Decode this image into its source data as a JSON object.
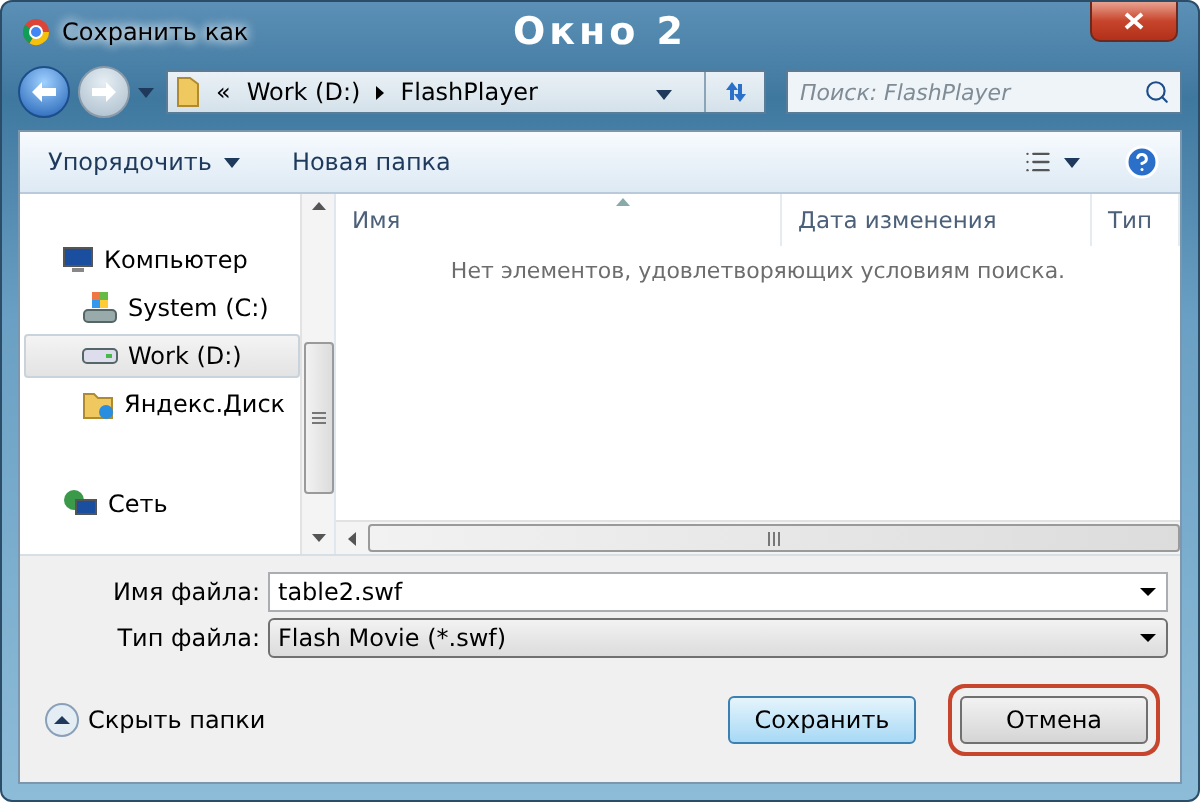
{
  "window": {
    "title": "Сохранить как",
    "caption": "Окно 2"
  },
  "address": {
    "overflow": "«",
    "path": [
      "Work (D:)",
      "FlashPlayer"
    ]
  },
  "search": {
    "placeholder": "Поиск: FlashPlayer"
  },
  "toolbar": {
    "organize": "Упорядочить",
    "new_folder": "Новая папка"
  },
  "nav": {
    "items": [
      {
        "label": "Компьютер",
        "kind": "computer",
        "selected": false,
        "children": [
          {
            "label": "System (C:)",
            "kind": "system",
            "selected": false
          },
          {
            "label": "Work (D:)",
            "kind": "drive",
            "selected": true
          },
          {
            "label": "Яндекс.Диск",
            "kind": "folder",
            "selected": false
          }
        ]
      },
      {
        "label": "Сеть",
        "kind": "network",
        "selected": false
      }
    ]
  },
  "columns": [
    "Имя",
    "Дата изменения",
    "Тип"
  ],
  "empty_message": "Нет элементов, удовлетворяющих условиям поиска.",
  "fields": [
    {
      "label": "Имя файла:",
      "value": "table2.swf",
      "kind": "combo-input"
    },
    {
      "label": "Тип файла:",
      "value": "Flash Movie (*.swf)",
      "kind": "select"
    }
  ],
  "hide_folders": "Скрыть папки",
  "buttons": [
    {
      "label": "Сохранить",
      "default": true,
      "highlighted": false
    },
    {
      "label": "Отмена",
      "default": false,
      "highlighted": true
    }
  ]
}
* * *
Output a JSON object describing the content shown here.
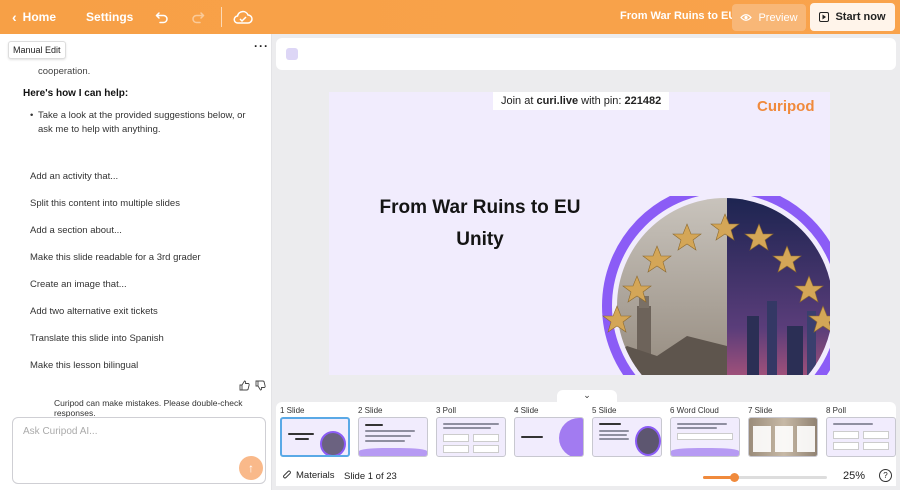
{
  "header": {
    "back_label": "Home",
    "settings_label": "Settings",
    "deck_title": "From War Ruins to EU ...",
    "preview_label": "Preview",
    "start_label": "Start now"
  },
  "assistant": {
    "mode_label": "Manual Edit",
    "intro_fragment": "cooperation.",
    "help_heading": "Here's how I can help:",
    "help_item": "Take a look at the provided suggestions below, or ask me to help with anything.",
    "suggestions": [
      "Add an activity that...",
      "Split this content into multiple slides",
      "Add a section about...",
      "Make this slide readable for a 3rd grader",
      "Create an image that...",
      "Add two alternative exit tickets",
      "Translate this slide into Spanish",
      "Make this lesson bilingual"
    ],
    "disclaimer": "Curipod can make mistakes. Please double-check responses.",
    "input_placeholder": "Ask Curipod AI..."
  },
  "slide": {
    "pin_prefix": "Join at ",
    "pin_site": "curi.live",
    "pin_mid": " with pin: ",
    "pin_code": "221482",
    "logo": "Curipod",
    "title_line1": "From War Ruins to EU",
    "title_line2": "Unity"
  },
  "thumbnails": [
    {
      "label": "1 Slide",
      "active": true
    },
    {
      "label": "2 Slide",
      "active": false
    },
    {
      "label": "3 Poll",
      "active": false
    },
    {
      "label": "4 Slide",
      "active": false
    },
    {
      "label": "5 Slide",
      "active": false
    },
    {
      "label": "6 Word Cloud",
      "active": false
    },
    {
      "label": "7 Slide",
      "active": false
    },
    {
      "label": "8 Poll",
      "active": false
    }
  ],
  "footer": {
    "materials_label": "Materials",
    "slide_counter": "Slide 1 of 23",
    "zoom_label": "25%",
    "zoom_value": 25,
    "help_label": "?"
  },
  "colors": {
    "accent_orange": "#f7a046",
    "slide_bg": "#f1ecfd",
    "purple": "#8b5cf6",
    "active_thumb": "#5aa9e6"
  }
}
...
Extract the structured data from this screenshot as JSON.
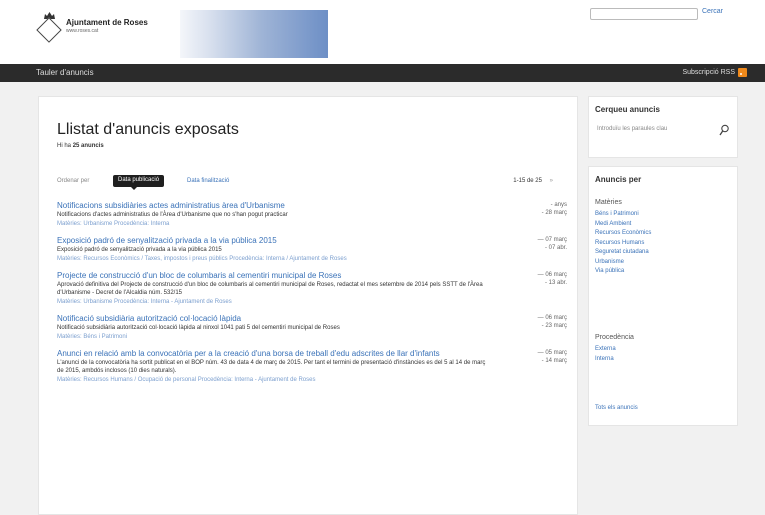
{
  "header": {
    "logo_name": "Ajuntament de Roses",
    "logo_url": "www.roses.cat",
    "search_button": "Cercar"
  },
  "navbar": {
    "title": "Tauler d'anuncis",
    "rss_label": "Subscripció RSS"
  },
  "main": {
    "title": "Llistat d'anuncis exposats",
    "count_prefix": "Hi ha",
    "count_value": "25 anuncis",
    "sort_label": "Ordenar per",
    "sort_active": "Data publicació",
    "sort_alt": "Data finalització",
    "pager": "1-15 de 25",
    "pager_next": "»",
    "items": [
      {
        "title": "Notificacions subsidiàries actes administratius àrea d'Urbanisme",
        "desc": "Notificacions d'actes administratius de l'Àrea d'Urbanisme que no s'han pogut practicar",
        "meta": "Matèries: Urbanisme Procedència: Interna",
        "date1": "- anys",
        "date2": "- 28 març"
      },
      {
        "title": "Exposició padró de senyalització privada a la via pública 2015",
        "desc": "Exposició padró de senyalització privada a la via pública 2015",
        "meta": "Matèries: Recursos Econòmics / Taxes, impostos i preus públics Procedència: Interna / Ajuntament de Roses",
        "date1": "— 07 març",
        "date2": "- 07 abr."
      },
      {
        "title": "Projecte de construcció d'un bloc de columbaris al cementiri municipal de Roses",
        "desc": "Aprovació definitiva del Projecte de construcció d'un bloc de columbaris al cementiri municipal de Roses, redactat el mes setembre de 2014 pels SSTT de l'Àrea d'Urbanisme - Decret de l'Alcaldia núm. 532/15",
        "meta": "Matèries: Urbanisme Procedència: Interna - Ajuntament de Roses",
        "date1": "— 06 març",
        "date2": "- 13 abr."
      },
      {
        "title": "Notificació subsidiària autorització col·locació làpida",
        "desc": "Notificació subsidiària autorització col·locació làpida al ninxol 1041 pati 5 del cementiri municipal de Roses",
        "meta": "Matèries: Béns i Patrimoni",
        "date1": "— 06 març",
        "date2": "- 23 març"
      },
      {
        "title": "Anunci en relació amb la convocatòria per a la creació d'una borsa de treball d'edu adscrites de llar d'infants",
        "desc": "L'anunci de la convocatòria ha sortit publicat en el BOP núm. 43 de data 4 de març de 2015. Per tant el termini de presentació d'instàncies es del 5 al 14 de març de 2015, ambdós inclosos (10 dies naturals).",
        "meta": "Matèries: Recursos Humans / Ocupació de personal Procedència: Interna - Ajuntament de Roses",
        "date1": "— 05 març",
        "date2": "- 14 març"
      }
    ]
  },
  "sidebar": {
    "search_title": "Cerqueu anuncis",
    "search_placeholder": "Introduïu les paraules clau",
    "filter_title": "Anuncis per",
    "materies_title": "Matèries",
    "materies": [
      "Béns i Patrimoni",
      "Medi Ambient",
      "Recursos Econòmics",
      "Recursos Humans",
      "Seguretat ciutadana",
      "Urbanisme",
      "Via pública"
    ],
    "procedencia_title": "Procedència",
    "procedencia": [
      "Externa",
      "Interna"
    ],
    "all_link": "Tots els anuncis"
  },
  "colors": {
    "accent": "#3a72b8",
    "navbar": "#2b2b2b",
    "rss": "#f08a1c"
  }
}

DIRECTIONS: Copy each line containing the word "padró" from the data.

WRITTEN ANSWER:
        "title": "Exposició padró de senyalització privada a la via pública 2015",
        "desc": "Exposició padró de senyalització privada a la via pública 2015",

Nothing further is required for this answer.